- **Work to be completed**: Your task is to copy every line of the records below that contains "material".

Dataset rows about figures

┌──

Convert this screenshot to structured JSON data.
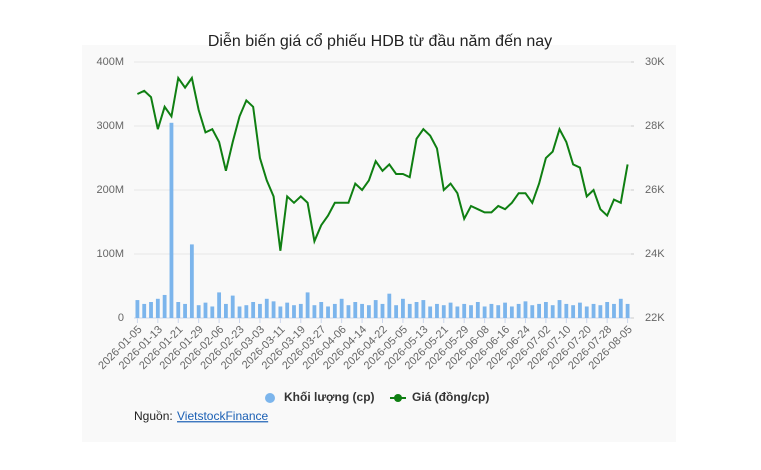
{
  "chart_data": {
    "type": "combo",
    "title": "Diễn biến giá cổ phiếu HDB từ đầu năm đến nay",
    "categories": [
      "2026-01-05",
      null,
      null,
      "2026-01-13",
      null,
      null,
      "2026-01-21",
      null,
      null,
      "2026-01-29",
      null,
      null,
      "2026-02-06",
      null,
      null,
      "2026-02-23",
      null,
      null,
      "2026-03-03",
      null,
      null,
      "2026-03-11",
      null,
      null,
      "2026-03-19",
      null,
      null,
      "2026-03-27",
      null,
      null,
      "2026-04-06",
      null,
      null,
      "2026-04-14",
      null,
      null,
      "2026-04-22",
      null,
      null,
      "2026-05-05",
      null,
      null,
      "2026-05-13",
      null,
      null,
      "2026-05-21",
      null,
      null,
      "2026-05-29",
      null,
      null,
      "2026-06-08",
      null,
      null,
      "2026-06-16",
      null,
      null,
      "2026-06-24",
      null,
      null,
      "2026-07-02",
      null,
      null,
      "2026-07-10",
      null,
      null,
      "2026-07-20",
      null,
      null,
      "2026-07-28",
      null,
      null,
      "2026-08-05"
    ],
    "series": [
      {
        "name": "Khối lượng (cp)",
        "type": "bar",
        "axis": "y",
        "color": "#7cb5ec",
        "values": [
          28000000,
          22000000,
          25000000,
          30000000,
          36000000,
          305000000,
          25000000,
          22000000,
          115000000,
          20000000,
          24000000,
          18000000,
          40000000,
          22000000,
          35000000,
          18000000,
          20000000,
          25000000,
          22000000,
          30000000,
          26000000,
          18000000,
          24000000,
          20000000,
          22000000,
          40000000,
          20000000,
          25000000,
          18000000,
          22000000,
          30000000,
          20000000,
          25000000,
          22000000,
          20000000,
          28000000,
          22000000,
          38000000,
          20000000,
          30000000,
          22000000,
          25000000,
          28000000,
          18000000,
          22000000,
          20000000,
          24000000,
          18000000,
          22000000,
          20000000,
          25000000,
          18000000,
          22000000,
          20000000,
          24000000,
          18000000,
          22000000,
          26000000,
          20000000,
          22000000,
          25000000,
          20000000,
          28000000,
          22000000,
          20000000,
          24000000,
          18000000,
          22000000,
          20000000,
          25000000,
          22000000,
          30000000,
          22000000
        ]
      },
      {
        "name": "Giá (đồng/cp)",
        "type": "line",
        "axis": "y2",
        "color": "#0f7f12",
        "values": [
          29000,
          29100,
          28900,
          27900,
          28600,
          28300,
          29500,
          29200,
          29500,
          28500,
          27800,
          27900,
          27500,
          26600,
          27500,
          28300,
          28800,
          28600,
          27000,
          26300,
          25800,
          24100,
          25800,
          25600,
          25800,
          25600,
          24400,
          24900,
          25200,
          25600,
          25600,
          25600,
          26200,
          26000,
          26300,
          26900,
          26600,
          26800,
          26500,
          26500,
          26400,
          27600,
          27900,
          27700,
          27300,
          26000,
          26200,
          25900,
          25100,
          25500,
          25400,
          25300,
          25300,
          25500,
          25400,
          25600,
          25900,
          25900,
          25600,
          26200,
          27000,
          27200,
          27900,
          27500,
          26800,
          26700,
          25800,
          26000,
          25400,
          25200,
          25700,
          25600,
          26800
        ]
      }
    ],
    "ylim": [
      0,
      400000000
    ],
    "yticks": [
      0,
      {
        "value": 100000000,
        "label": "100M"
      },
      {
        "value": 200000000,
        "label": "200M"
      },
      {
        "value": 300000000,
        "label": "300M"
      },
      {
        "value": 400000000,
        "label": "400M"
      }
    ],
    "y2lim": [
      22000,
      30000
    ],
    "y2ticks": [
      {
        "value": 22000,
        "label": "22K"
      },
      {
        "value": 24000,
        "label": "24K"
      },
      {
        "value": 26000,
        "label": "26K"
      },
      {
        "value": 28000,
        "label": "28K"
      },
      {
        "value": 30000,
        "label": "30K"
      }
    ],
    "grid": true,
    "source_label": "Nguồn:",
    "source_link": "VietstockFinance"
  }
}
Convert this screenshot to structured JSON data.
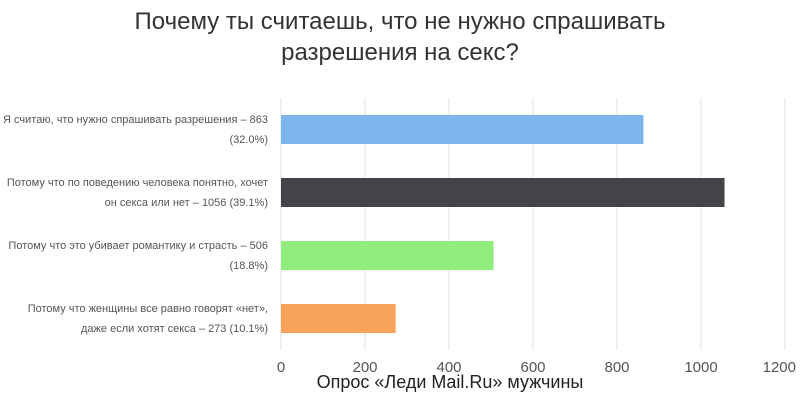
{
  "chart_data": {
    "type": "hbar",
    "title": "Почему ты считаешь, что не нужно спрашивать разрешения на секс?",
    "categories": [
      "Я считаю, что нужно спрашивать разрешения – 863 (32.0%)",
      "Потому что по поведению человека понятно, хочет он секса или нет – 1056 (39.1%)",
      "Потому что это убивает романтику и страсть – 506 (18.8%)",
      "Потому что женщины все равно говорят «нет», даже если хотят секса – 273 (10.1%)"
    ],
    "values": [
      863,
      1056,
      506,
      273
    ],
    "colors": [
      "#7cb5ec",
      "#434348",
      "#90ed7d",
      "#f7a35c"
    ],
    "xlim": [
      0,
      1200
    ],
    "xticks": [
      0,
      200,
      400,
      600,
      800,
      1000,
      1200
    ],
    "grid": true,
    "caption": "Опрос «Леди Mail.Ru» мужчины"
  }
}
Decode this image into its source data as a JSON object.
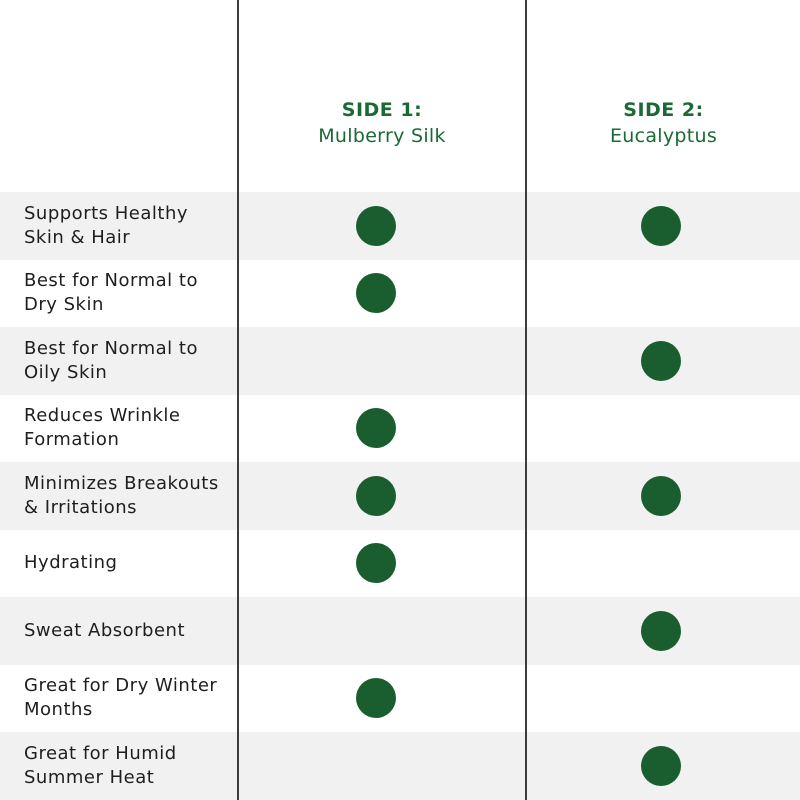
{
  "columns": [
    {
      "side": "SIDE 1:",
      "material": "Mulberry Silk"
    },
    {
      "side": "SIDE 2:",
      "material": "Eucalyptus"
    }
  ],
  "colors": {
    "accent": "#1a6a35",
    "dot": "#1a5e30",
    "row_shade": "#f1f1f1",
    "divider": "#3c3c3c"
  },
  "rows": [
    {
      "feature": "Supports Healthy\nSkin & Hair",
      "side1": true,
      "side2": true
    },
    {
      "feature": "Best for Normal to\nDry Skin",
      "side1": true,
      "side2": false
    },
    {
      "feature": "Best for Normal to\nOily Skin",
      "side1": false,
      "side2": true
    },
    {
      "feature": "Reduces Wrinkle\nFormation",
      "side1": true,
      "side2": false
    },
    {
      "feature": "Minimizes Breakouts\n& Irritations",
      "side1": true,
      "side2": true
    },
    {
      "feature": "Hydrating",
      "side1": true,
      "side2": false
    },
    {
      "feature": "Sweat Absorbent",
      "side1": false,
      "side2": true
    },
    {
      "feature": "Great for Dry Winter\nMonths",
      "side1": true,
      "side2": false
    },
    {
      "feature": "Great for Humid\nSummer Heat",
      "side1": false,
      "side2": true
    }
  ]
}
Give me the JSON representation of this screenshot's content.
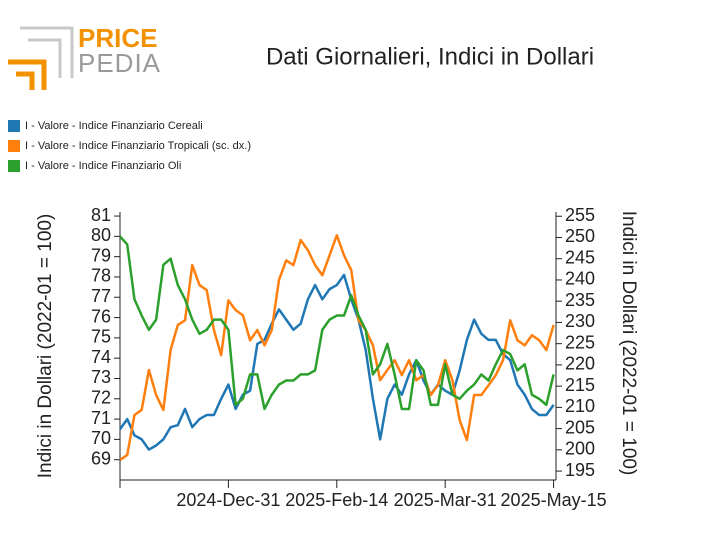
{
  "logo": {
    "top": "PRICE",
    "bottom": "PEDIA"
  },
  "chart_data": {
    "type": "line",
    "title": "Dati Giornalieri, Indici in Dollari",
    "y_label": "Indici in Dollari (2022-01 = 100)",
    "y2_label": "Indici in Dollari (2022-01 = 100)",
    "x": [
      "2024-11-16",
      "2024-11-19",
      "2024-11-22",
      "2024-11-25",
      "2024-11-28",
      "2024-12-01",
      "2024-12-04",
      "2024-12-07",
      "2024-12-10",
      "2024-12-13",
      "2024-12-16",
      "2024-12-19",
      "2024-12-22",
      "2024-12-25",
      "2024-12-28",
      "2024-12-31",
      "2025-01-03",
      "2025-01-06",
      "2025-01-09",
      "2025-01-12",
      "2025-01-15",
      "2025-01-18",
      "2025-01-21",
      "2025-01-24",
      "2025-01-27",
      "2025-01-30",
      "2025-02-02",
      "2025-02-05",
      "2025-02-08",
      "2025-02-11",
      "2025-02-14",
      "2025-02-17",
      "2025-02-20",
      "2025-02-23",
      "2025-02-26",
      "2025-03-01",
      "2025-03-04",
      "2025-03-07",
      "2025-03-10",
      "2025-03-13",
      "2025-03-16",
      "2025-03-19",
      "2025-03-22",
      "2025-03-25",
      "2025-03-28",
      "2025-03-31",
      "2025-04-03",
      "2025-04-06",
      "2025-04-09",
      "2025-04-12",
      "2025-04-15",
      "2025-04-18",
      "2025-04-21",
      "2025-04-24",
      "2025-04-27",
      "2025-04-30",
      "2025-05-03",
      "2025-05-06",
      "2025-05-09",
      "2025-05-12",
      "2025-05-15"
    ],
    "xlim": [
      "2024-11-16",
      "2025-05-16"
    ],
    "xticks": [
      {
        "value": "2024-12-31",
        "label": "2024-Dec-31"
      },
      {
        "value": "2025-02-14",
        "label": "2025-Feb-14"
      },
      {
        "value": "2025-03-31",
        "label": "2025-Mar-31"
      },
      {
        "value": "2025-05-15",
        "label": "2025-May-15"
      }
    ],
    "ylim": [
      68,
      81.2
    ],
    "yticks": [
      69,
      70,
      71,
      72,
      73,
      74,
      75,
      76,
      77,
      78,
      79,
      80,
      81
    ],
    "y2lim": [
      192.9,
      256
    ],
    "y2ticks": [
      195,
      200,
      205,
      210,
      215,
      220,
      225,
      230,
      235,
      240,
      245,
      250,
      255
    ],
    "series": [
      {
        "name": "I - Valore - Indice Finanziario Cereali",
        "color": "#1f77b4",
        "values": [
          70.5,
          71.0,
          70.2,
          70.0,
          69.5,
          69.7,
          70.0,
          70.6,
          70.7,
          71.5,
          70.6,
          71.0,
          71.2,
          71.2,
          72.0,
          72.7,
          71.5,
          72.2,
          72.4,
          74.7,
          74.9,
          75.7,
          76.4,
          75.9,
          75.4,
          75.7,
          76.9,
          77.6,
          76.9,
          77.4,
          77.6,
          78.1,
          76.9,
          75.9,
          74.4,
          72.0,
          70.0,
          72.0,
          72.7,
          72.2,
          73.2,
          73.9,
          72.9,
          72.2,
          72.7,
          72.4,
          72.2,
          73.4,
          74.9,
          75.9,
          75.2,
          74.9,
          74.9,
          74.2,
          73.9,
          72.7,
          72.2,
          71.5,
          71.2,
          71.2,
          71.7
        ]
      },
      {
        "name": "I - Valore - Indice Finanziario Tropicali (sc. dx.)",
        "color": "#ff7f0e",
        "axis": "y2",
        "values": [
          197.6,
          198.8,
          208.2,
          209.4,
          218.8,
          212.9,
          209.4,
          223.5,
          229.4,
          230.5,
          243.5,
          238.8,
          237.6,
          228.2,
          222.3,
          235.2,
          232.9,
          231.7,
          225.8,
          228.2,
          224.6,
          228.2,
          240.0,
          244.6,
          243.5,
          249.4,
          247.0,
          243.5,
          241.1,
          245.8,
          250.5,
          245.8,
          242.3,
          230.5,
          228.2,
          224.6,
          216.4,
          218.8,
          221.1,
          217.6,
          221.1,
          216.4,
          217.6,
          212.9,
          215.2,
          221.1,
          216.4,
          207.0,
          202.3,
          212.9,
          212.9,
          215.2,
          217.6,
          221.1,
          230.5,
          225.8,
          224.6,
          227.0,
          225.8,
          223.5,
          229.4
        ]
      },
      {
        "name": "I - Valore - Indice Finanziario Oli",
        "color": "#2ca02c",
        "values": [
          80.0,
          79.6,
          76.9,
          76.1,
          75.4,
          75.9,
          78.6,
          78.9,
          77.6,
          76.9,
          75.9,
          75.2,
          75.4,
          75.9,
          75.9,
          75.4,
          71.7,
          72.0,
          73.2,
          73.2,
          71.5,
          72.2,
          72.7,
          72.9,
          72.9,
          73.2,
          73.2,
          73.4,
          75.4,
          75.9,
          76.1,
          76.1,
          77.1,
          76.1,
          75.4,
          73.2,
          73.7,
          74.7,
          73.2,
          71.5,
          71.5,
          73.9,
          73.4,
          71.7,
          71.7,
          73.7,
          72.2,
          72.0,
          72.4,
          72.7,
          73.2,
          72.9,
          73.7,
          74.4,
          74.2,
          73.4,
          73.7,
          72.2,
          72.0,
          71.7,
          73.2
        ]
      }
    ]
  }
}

└──

- **Written answer**:
      "material": "Mulberry Silk"
      "material": "Eucalyptus"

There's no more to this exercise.